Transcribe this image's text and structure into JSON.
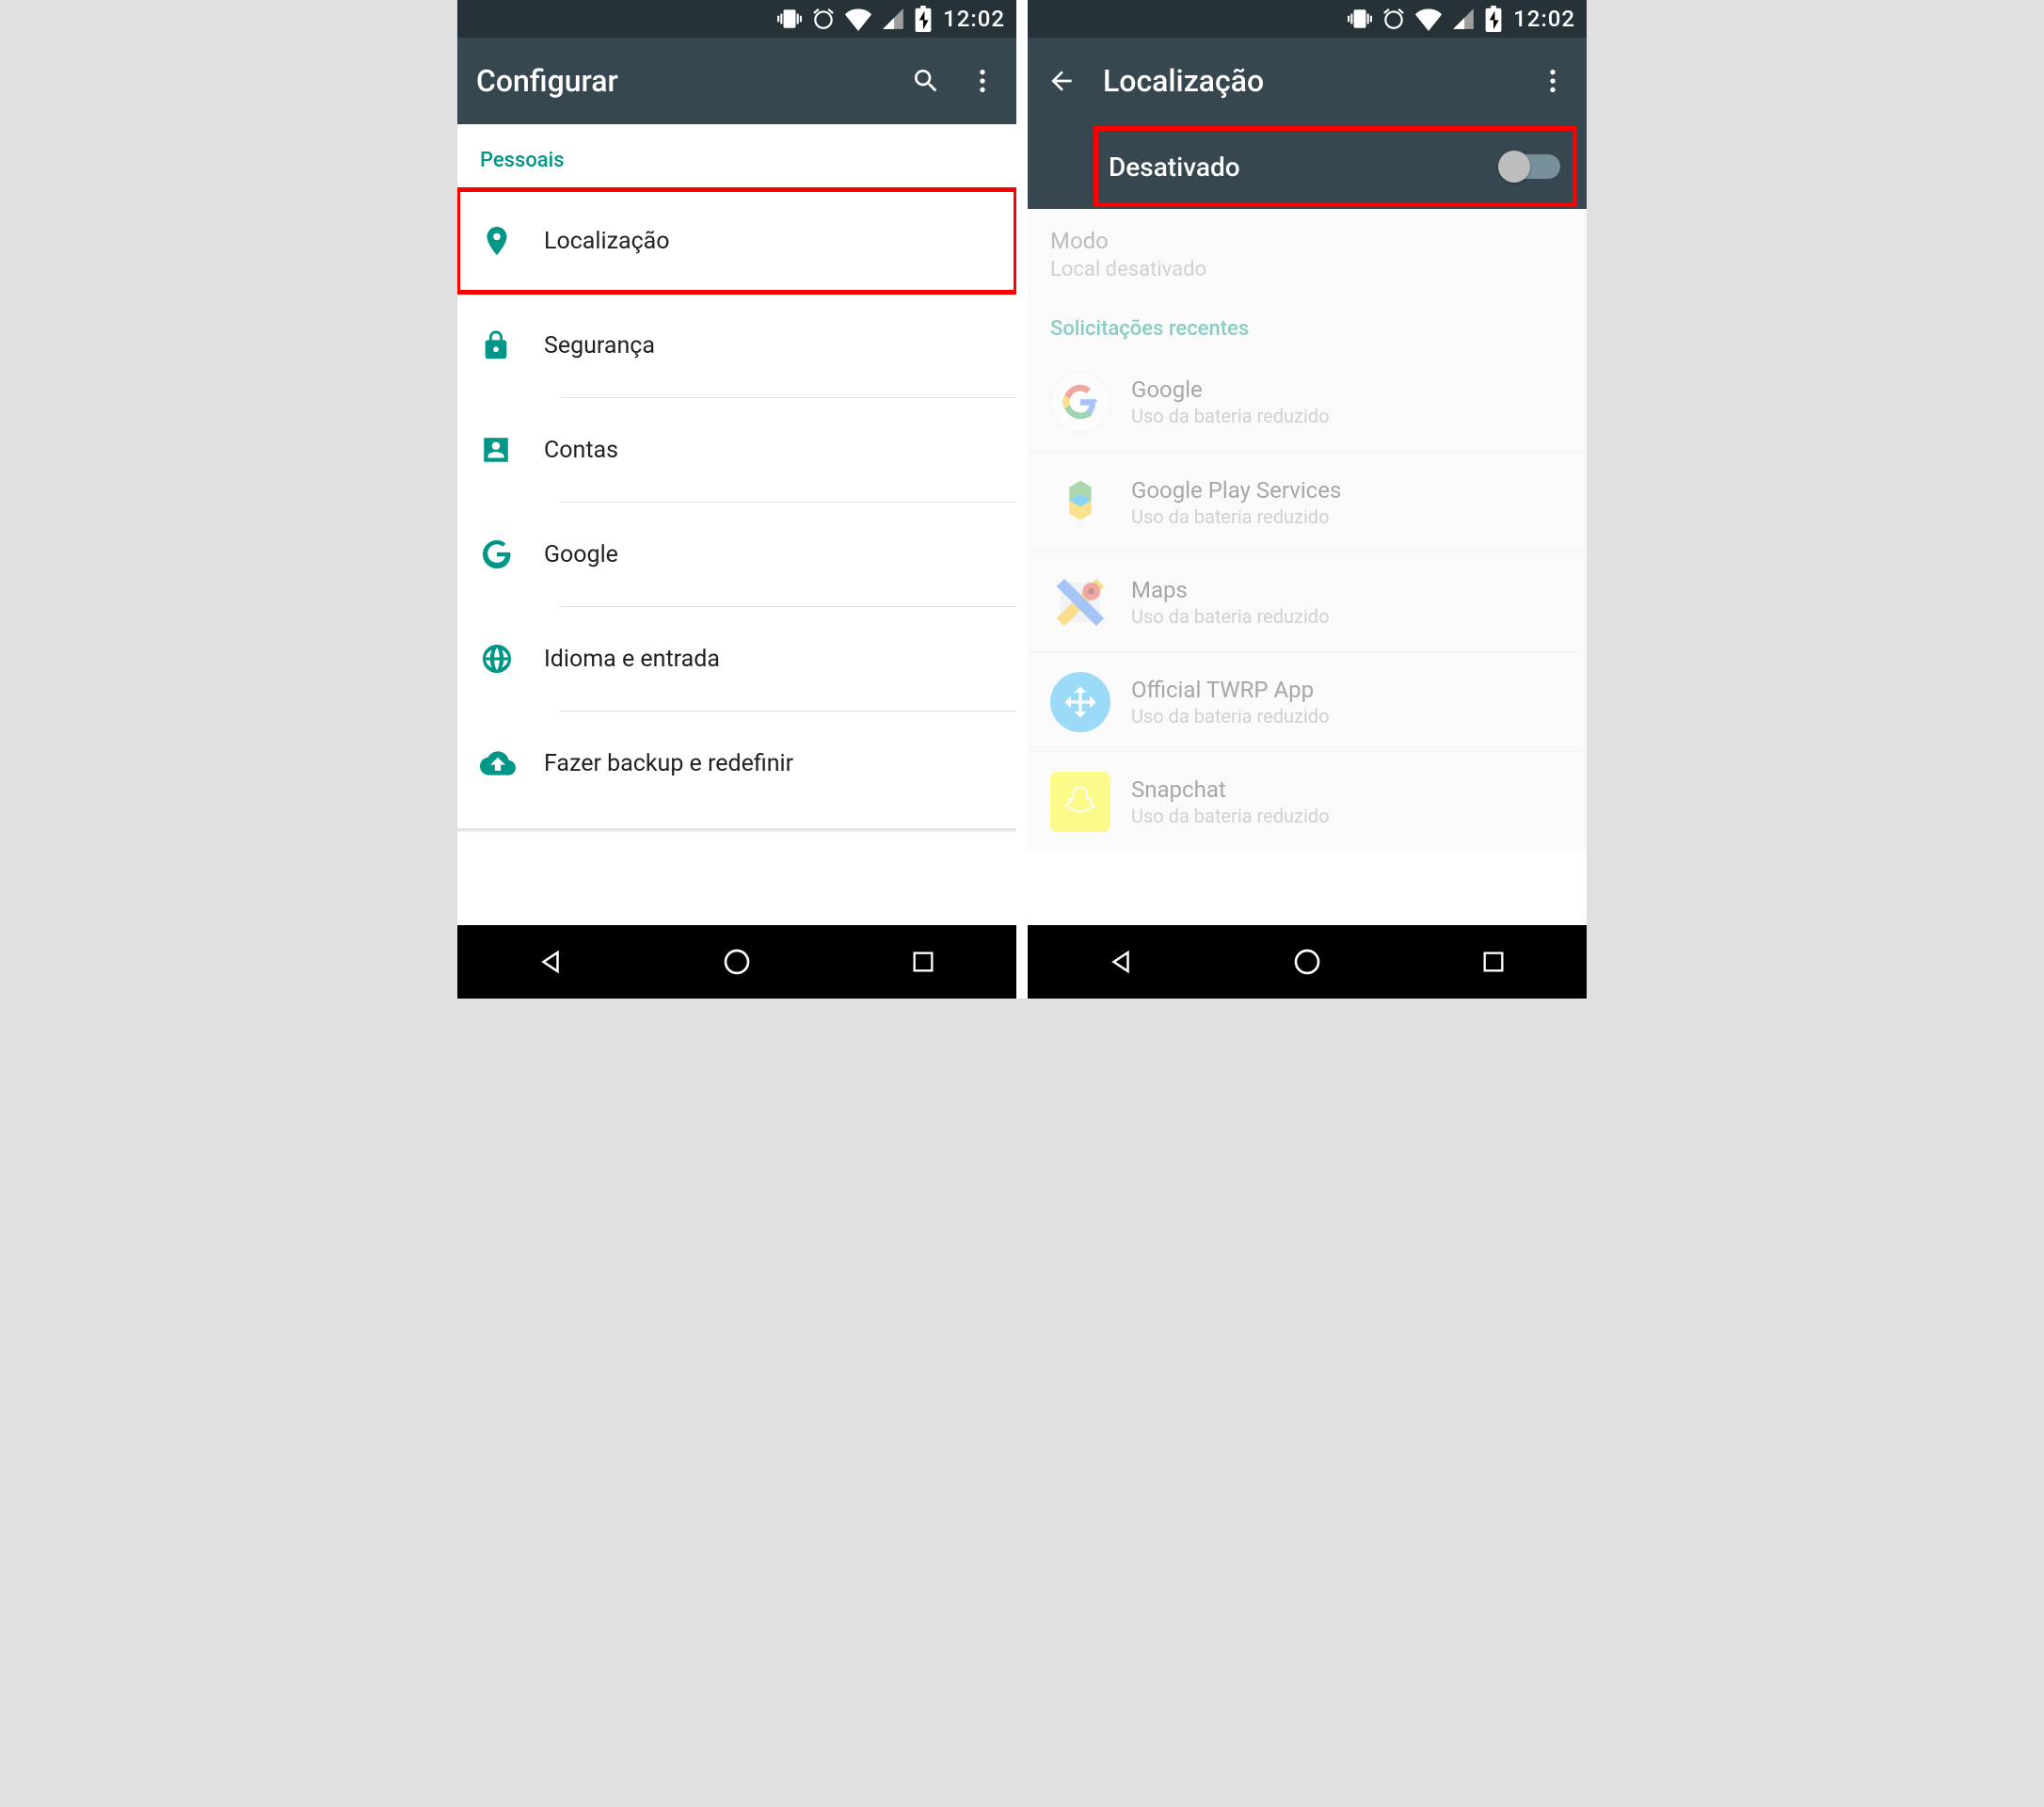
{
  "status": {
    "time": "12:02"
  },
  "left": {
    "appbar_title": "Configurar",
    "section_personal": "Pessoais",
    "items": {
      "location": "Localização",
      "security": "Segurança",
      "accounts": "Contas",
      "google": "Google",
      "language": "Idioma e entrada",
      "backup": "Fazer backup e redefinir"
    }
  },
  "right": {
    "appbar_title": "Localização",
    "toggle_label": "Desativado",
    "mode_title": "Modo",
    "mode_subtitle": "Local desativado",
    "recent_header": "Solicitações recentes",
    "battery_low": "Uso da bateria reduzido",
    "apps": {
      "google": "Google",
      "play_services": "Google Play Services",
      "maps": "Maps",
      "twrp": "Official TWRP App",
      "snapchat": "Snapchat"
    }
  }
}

==============================

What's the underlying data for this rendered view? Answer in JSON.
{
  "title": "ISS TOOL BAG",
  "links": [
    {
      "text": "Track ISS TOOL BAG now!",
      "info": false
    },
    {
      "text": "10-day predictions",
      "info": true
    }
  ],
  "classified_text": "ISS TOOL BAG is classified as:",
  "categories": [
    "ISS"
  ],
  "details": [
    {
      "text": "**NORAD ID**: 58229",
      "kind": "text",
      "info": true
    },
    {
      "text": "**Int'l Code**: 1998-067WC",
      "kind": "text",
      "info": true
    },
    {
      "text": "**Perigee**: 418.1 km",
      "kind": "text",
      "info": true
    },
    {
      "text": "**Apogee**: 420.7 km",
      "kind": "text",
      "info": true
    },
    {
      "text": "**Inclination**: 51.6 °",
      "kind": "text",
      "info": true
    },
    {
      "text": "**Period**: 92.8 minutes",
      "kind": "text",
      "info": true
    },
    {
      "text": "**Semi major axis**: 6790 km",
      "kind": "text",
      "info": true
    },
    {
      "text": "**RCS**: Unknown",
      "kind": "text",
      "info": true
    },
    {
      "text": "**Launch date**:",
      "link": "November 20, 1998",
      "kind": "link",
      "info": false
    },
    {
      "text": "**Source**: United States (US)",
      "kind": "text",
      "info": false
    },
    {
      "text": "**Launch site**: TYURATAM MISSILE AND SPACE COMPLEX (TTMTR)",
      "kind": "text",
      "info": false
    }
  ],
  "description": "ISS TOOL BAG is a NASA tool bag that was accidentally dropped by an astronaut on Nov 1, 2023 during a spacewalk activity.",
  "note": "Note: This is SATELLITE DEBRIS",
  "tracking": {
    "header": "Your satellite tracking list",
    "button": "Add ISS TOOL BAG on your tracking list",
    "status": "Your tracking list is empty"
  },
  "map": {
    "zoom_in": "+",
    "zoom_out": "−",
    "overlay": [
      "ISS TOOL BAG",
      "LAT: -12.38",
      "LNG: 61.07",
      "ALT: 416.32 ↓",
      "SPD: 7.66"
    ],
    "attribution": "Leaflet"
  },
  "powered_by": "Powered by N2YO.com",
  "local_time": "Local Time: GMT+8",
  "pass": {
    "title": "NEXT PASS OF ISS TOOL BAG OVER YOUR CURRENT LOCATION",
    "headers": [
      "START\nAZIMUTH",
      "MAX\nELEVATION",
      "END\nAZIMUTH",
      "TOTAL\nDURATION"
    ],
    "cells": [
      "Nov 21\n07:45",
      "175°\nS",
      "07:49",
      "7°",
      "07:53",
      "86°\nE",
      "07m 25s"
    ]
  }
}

==============================

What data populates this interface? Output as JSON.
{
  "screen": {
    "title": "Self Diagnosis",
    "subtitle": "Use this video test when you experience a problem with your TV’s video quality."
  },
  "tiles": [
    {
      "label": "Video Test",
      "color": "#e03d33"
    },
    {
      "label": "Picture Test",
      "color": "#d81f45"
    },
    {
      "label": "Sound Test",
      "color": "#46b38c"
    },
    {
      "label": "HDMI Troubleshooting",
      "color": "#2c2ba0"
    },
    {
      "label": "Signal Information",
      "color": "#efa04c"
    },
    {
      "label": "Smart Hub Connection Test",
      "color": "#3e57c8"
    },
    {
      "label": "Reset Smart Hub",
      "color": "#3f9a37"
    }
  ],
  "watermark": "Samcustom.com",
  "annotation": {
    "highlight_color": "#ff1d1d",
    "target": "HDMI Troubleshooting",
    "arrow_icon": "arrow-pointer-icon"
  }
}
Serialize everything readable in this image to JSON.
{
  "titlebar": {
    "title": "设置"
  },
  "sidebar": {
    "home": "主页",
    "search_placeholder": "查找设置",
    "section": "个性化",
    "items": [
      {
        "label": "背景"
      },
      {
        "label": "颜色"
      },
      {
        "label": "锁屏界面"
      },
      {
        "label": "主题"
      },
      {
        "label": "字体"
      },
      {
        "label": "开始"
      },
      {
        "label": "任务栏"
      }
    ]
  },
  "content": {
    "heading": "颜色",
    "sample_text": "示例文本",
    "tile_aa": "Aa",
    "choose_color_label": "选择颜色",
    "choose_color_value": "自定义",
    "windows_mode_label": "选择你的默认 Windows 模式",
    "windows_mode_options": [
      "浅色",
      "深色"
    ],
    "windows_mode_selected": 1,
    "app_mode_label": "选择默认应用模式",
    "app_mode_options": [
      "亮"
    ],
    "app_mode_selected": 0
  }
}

==============================

In the records above, collect each line with "data".

**SOLUTION TO THIS PROBLEM:**
What's the underlying data for this rendered view? Answer in JSON.
What data populates this interface? Output as JSON.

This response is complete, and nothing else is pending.